Given exercise: In the listing that follows, count every line with the word "title" in it and write only the total.

Entries taken from a collection
* begin *

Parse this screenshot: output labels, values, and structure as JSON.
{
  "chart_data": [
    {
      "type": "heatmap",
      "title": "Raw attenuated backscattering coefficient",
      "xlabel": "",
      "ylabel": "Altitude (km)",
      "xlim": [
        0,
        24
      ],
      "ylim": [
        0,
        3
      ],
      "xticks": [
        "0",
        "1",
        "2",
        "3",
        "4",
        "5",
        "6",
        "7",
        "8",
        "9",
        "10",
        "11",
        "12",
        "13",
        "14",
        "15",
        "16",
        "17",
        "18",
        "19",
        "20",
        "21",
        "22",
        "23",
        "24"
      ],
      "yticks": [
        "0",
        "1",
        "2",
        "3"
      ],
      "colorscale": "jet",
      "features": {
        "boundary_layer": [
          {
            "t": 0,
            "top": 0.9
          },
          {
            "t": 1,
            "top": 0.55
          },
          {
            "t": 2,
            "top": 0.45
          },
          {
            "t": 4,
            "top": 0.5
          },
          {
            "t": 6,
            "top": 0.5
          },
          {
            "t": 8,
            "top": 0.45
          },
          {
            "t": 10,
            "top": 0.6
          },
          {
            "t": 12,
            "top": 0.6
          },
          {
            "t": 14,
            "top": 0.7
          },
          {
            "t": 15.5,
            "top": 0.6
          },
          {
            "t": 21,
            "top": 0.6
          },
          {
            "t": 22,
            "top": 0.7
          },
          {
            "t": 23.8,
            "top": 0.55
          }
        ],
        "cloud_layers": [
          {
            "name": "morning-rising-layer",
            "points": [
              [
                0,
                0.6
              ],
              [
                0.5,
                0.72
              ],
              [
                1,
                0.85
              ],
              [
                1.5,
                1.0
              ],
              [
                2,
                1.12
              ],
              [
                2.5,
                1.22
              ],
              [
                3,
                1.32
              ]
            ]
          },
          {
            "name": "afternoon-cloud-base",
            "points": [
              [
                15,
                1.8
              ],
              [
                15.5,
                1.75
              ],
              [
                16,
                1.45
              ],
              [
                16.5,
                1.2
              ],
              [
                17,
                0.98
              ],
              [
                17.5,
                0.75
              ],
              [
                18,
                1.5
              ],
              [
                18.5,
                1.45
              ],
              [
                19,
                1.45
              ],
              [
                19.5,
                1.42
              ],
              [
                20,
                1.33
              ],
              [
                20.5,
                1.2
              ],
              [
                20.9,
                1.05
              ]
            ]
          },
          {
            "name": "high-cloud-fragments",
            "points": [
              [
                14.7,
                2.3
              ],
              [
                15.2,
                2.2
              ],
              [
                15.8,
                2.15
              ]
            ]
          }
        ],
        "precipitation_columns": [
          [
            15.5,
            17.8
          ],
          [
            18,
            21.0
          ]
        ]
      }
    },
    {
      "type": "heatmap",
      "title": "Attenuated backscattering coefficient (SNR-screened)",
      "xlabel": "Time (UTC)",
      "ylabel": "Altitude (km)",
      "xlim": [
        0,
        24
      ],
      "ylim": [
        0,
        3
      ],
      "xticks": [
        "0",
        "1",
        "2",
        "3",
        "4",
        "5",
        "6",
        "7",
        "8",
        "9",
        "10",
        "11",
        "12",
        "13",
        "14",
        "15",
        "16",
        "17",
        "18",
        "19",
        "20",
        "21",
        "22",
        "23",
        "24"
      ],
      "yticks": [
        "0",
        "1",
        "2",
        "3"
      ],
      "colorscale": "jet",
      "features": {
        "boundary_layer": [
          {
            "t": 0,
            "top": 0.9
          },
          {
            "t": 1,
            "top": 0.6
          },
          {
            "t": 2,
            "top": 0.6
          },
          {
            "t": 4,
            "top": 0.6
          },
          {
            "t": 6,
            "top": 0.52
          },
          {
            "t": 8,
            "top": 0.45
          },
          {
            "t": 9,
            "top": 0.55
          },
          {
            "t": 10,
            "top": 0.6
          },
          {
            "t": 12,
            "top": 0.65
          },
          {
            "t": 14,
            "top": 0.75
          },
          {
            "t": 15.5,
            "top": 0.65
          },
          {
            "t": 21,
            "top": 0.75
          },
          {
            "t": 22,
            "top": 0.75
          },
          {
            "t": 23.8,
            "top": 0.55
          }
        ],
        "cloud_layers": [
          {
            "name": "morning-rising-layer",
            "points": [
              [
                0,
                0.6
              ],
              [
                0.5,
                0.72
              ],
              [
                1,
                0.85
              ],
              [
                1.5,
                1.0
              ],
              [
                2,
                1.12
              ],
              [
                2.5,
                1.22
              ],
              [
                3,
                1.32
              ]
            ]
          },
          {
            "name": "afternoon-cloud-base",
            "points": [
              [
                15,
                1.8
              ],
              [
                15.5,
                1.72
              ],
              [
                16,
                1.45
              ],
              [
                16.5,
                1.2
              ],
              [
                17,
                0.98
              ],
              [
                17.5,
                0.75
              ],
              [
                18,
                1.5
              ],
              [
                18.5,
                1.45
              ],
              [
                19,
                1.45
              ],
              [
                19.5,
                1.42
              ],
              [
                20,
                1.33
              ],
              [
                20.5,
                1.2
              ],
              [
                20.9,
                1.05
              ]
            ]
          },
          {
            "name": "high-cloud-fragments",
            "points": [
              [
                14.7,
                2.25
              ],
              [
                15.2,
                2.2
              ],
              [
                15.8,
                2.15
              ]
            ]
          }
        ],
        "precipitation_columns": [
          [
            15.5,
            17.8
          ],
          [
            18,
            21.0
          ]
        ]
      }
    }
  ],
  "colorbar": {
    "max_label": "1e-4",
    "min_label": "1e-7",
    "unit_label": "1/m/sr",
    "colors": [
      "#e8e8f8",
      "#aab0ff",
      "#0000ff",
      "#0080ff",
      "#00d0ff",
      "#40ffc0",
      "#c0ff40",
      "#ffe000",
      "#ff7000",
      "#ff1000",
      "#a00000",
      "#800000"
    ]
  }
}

* end *

The completed task: 2